DIRECTION:
According to the text on the Don Imus controversy, on what date did Imus make his remark about the Rutgers University women's basketball team?

EXTRACT PROVIDED:
On April 4, 2007, signing off his CBS morning radio program, popular “shock jock” Don Imus apparently had no idea that he had just incited a firestorm of controversy. A cross between radio/TV shock jock Howard Stern and a bright, hard-driving investigative reporter, Imus often stated that he took special pride in offending everyone. But one typically derogatory remark made on that April day ultimately resulted in his downfall. In an on-air conversation with producer Bernard McGuirk, Imus described the Rutgers University women’s basketball team, which consisted mostly of African American women, as “nappy-headed hos.’

THE CONTROVERSY

Like other radio talk-show hosts such as Michael Savage and Rush Limbaugh, Imus had made a name for himself by being outrageous and making cruel, crude jokes. Audiences apparently loved him, driving his ratings up, which attracted generous sponsors. They could tune in weekdays for a blistering diatribe against politicians, celebrities, athletes, religious groups, and ethnic minorities—no one was safe. Frequent targets were New York Roman Catholic Cardinal John O’Connor (“a vulgar Irishman”) and football players (“knuckle-dragging morons”). A Washington Post reporter and frequent guest was called a “beanie-wearing Jew boy,” and Gwen Ifill, correspondent with the Public Broadcasting Company was the “cleaning lady.” He and his sidekick had shticks playing off one another. (Impersonating poet Maya Angelou, an eloquent and dignified African-American writer, poet, and playwright, producer and sidekick McGuirk spoke in a lazy southern drawl, saying they should “kiss my big black ass.”)

But “Imus in the Morning” was a major draw for guests as well as listeners. Guests were alternately flattered and ridiculed, but they were willing to put up with this trash talk because Imus gave them an opportunity to talk about political and global issues important to them. Journalists, authors, and politicians earned a kind of cachet for visiting the show, and every appearance boosted their celebrity status and helped put their books on best-seller lists.

RECORD SET:

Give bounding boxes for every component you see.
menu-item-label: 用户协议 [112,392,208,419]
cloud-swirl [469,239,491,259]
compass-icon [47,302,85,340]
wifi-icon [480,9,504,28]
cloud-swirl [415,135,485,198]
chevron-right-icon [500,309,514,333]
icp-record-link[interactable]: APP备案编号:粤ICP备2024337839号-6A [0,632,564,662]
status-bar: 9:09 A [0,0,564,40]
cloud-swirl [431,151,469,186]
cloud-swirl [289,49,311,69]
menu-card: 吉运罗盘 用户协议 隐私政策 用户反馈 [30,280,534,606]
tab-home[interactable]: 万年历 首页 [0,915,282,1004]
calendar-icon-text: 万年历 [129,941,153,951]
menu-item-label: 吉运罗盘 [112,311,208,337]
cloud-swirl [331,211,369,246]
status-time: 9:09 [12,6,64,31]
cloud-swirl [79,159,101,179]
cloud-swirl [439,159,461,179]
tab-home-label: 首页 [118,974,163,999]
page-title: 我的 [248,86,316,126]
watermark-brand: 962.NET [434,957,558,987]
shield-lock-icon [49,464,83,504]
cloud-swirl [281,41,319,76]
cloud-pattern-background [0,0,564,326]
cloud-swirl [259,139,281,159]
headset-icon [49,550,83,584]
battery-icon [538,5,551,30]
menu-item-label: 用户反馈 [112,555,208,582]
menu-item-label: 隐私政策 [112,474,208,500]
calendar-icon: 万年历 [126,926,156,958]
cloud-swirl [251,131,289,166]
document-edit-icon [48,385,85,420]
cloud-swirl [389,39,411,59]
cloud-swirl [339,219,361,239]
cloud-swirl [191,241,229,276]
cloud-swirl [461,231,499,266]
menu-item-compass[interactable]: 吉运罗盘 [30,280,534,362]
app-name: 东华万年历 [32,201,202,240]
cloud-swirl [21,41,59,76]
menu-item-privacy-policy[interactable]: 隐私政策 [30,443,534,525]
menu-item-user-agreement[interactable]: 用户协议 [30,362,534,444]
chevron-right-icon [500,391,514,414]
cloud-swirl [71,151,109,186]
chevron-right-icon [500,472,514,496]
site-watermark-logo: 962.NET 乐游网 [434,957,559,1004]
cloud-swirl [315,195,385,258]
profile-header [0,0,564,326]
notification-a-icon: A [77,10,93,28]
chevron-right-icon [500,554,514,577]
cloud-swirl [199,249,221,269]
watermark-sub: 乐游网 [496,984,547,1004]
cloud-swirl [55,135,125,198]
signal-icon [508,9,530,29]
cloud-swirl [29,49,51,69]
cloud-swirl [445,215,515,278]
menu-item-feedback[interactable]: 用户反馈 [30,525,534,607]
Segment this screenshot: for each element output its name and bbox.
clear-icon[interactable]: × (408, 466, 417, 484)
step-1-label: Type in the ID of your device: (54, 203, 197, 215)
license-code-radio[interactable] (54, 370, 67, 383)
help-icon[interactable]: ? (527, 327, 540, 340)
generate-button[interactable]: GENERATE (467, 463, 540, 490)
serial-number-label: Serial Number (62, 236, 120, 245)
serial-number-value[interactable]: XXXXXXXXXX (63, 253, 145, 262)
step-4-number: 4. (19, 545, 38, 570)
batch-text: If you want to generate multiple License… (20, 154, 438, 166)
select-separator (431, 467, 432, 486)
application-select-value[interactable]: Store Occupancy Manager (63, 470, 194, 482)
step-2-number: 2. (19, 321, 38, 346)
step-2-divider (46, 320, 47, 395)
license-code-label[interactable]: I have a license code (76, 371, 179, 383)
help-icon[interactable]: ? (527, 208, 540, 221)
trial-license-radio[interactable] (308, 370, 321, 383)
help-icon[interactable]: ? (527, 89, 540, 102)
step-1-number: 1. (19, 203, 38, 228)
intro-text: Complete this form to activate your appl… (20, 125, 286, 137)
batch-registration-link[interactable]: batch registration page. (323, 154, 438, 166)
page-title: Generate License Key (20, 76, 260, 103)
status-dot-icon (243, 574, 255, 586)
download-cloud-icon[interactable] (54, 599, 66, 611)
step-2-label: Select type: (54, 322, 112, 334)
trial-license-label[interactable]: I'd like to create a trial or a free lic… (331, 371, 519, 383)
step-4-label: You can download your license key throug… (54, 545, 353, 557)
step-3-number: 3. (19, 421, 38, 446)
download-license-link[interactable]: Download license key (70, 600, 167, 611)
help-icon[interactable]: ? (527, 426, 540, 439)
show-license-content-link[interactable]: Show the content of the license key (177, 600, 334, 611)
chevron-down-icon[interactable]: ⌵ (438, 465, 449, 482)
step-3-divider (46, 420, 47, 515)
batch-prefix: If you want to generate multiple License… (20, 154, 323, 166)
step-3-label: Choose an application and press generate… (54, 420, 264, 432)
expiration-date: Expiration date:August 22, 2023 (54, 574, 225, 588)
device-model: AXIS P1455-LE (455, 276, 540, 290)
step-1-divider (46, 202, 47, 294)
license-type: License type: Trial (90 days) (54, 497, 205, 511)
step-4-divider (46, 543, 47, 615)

WRITTEN RESPONSE:
April 4, 2007.